» Record list:
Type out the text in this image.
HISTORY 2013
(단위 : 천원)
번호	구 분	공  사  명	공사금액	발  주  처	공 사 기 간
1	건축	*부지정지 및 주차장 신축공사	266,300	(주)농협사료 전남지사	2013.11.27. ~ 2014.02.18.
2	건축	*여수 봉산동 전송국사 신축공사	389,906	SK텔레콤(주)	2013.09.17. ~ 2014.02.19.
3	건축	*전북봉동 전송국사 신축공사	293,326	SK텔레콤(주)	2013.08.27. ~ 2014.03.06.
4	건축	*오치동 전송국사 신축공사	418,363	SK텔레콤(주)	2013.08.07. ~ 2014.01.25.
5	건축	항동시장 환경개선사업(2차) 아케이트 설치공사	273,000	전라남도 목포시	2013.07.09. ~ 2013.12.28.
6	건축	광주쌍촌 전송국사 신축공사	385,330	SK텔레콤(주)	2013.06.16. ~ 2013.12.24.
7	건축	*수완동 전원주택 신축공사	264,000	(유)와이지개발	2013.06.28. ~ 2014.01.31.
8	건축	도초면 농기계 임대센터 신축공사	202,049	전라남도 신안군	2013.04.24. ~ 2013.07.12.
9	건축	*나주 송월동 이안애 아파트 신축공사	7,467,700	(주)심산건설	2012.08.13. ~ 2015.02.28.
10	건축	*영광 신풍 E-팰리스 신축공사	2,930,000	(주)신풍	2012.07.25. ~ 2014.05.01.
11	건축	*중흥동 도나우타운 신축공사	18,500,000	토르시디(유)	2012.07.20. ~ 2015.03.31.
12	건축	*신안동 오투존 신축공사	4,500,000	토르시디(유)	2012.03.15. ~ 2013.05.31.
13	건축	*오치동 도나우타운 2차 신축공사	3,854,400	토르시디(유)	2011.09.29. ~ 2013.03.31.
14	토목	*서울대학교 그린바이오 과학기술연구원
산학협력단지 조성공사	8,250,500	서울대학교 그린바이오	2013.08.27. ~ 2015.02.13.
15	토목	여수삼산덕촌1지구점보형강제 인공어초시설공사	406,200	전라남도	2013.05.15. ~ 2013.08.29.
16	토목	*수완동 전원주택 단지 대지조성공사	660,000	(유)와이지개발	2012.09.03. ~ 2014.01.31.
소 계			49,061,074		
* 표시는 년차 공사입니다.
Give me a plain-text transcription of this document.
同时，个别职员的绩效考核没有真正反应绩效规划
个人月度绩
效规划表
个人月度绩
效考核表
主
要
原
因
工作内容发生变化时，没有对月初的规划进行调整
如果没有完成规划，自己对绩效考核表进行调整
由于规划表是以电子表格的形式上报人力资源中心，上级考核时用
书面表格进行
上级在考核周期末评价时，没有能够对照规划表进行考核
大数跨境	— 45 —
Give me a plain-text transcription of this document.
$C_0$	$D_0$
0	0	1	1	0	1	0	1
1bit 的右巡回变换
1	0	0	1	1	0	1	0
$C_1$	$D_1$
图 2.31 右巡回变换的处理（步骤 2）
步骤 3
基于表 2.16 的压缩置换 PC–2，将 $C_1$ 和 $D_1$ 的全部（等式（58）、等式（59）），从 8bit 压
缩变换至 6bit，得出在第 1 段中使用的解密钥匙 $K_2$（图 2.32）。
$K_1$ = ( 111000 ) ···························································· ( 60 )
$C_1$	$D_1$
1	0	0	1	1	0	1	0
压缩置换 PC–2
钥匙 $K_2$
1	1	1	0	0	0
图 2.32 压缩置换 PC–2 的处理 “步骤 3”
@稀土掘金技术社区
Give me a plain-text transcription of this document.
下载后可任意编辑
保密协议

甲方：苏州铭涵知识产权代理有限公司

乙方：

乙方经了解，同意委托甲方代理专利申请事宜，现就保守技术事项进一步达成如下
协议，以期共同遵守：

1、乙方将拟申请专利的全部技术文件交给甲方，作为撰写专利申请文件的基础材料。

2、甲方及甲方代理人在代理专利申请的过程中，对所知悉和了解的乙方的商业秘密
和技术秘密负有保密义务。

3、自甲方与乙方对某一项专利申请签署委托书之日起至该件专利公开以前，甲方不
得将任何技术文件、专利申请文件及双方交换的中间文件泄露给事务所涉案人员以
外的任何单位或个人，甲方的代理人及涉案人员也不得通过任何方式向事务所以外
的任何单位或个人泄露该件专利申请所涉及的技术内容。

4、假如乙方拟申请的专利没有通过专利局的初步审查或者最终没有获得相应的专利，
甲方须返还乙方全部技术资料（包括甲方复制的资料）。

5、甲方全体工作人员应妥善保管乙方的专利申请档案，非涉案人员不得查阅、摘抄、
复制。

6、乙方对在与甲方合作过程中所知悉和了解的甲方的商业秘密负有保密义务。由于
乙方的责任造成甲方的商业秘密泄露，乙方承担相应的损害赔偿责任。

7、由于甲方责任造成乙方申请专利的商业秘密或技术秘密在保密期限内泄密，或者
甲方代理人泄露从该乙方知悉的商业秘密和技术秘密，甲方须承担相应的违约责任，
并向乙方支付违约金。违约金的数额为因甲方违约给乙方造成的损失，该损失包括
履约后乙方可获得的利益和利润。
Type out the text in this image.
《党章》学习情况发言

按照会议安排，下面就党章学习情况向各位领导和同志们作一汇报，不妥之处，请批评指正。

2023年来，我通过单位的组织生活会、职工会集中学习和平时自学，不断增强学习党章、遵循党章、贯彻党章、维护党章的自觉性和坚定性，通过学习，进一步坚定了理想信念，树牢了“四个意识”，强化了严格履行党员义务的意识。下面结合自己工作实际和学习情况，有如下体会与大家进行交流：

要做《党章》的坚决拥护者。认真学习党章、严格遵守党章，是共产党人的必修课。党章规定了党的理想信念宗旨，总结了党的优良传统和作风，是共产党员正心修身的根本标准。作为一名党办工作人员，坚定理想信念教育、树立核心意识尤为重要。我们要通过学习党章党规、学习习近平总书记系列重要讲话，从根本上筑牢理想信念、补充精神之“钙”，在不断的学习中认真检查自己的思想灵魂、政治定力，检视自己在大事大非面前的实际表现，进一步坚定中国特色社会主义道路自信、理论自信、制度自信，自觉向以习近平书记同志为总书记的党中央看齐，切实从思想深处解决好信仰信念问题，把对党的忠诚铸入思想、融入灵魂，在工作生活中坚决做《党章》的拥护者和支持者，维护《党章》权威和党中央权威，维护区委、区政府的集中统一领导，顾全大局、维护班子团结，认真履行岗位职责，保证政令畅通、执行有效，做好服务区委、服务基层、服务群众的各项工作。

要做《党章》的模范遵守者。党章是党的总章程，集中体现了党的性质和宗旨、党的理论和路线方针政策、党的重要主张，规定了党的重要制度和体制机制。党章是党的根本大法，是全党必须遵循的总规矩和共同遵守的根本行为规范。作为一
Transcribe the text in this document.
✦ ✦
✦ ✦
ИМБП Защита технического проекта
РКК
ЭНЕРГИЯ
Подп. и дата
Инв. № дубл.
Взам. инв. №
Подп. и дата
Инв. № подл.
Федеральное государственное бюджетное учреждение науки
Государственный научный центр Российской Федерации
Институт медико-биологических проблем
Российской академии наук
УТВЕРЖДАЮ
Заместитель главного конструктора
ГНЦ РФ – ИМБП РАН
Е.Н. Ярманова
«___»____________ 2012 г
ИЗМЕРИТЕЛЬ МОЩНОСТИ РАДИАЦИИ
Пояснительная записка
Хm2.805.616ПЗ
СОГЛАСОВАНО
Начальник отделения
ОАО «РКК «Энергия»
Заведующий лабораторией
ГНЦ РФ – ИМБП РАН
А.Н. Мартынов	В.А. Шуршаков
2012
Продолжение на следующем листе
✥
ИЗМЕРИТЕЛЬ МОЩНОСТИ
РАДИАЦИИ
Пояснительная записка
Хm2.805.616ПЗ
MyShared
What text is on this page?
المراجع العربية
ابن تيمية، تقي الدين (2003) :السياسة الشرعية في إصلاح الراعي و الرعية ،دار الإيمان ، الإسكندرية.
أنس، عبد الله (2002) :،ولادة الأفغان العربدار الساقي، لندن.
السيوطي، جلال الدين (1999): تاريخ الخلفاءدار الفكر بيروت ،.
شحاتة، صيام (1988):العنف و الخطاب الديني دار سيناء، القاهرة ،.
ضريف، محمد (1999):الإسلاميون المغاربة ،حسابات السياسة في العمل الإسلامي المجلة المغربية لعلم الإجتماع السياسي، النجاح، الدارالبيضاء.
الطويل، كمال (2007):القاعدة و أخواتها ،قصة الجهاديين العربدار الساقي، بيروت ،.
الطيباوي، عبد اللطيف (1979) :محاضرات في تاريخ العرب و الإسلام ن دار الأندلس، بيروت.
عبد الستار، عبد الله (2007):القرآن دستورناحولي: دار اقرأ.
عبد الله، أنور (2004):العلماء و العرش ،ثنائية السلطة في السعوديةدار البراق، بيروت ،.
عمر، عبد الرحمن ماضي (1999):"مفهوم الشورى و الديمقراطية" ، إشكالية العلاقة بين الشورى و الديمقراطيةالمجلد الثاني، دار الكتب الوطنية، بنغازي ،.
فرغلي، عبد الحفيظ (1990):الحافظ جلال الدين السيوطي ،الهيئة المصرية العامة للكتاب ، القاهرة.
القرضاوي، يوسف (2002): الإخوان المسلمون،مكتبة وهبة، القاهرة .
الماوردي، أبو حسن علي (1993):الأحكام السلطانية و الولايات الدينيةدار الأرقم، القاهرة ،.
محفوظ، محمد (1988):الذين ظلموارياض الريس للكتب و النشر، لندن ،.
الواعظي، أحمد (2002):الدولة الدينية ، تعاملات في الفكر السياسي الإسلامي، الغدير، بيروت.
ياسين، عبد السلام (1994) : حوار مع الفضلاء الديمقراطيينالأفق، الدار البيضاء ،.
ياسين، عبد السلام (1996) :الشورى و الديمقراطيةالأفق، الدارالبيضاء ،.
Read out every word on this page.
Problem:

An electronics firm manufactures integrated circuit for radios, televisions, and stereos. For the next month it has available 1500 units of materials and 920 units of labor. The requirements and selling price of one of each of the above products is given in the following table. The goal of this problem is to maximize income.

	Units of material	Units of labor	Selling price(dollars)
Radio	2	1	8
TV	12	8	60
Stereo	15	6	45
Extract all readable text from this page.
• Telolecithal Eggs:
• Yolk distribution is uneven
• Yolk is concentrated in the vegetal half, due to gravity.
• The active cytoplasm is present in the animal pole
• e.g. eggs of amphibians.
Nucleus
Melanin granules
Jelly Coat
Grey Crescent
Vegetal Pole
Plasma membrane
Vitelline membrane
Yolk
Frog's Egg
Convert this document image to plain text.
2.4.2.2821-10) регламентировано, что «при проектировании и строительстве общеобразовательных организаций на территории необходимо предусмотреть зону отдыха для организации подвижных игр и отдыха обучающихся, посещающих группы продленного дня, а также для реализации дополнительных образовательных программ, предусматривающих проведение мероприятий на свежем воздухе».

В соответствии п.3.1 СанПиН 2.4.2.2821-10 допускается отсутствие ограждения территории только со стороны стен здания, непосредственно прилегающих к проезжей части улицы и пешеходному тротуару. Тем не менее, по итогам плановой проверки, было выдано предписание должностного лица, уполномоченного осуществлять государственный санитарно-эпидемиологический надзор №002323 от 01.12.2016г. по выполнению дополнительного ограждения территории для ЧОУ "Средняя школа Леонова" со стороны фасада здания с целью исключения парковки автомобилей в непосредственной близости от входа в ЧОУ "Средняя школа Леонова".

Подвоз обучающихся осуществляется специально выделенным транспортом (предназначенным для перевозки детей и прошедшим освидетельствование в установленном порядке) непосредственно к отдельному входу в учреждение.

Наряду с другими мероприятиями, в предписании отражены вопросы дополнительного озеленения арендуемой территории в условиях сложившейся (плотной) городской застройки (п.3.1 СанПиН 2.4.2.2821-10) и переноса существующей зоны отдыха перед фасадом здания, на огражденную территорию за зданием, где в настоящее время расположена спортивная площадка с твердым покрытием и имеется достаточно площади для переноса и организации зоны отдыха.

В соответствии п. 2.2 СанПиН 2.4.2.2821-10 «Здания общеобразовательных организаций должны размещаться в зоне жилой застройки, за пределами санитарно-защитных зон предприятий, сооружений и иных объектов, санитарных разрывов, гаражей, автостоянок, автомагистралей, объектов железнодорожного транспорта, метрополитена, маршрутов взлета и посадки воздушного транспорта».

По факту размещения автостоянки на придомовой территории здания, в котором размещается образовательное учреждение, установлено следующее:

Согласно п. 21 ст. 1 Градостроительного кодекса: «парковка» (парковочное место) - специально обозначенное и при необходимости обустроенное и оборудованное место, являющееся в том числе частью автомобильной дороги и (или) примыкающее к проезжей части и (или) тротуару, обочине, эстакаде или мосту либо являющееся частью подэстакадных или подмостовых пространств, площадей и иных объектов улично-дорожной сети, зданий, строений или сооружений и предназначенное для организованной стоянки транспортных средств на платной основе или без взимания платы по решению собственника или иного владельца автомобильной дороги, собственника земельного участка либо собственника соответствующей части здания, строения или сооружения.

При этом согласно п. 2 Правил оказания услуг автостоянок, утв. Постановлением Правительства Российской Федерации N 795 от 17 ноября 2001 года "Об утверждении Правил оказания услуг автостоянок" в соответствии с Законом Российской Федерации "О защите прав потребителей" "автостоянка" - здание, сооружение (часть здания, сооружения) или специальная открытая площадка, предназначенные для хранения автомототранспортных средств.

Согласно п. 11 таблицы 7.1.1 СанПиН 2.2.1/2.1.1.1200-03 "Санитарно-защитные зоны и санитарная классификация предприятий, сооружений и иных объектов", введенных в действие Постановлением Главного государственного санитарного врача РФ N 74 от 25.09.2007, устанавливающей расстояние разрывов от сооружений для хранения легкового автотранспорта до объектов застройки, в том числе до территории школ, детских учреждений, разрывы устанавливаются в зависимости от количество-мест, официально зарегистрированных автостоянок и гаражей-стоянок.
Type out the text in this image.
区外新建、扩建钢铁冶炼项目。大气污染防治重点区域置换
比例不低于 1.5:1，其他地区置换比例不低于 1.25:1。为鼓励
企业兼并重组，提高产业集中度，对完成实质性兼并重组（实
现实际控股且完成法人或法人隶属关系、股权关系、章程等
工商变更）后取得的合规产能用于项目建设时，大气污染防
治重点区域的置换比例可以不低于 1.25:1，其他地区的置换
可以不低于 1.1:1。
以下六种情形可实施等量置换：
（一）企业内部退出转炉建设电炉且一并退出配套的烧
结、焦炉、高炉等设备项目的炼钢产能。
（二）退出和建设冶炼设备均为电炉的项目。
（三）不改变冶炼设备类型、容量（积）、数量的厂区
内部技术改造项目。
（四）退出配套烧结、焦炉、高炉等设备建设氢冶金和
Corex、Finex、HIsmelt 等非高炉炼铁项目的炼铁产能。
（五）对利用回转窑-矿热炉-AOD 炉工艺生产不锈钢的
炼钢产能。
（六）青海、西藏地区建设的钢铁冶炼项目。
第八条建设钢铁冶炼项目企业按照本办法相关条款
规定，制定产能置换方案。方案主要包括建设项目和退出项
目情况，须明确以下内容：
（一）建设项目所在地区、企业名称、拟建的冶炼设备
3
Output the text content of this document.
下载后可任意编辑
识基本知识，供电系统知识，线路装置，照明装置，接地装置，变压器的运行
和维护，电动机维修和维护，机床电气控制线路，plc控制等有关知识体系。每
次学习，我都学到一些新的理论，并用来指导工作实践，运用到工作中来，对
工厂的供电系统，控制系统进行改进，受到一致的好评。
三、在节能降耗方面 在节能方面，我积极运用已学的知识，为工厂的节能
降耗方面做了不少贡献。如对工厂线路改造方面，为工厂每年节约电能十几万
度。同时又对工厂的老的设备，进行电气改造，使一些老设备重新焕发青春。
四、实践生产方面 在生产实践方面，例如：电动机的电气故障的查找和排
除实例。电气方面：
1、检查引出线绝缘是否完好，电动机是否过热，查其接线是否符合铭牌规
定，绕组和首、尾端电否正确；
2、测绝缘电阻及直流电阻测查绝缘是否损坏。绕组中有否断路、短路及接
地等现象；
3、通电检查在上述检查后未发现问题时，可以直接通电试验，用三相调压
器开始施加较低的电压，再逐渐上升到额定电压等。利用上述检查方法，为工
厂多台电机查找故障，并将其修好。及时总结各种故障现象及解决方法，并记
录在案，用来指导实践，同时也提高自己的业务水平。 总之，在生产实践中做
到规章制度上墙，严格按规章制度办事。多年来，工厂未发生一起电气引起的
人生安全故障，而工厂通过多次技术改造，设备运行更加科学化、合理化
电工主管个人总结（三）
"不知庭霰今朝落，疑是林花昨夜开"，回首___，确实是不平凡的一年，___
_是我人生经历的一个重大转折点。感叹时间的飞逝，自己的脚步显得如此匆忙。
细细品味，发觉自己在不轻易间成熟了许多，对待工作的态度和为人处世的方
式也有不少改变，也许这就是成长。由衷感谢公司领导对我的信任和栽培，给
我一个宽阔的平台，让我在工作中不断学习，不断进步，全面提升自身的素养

» Requirement: Find the string "SK텔레콤" in the entries above and return each line that holds it.

» Output below:
2	건축	*여수 봉산동 전송국사 신축공사	389,906	SK텔레콤(주)	2013.09.17. ~ 2014.02.19.
3	건축	*전북봉동 전송국사 신축공사	293,326	SK텔레콤(주)	2013.08.27. ~ 2014.03.06.
4	건축	*오치동 전송국사 신축공사	418,363	SK텔레콤(주)	2013.08.07. ~ 2014.01.25.
6	건축	광주쌍촌 전송국사 신축공사	385,330	SK텔레콤(주)	2013.06.16. ~ 2013.12.24.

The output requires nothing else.